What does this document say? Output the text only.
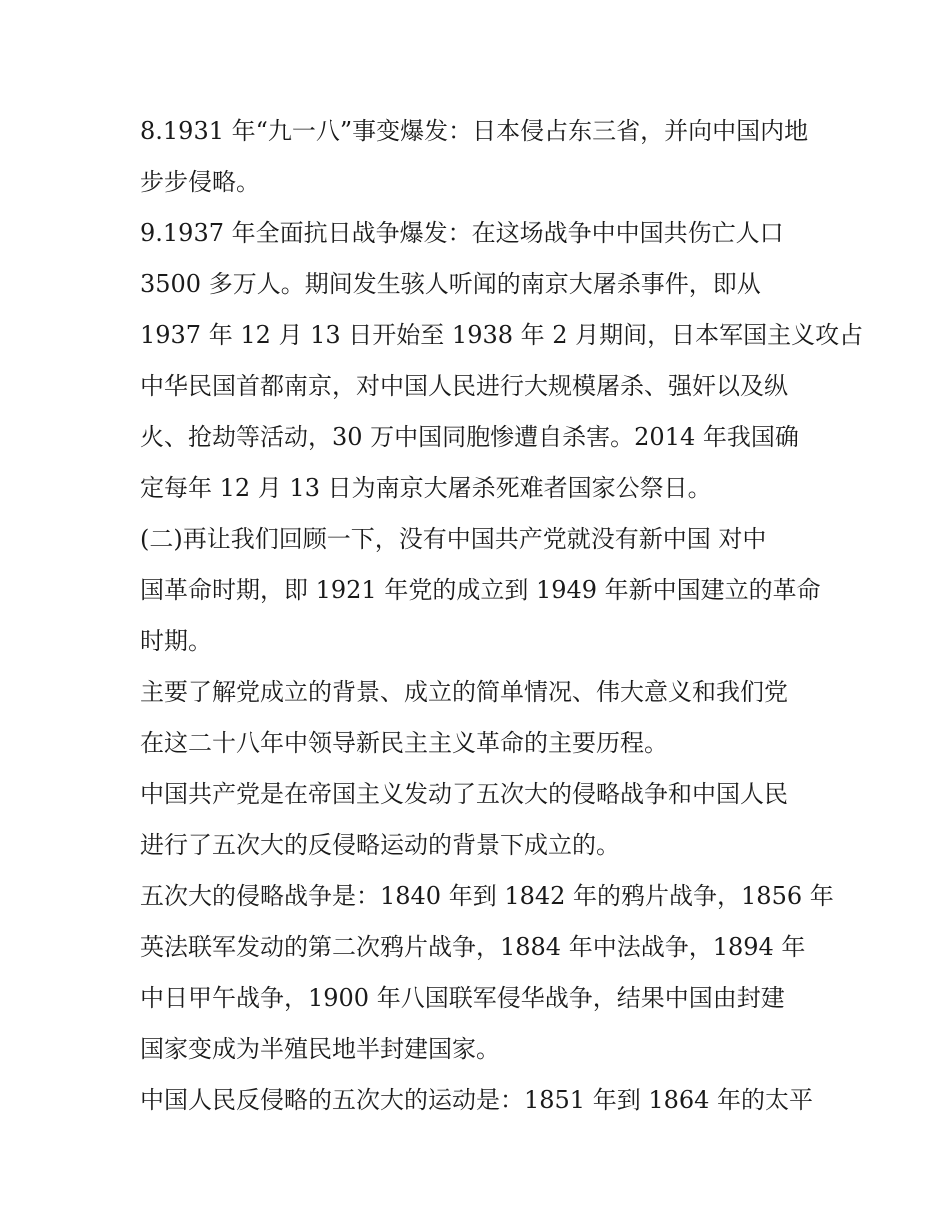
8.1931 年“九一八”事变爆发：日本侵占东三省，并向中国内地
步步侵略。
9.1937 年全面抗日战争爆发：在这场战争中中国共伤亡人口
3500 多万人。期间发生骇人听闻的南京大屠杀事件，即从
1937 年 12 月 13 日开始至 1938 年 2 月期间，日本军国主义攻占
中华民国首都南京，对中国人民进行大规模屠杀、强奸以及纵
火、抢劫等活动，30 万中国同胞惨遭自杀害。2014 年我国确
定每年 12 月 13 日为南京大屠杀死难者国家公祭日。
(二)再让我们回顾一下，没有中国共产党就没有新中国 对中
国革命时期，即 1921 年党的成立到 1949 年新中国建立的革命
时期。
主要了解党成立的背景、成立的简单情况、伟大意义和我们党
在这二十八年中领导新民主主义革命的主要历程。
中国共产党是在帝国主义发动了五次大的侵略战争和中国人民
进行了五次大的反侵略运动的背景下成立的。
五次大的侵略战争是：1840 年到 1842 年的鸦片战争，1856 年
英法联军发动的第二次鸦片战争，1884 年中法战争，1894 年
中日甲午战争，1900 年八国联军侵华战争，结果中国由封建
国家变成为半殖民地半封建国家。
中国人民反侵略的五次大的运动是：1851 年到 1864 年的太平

--- --- ---

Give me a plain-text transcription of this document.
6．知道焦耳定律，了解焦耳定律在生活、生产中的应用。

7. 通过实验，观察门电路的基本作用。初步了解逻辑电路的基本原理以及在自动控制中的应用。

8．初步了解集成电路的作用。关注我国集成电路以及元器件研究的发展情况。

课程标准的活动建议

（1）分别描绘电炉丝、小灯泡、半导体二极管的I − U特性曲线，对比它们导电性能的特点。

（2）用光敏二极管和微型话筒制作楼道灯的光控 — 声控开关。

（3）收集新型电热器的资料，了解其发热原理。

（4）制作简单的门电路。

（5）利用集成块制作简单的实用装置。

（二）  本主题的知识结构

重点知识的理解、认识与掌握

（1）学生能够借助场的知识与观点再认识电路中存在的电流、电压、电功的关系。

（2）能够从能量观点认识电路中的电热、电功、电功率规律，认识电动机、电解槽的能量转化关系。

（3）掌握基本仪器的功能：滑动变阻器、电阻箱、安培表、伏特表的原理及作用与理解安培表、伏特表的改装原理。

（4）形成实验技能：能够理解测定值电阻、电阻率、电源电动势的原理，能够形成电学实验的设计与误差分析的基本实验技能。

--- --- ---

Reproduce each line of the entries in which the word "text" is found.

Solved exercise —
What does this document say? Output the text only.
Give me a plain-text transcription of this document.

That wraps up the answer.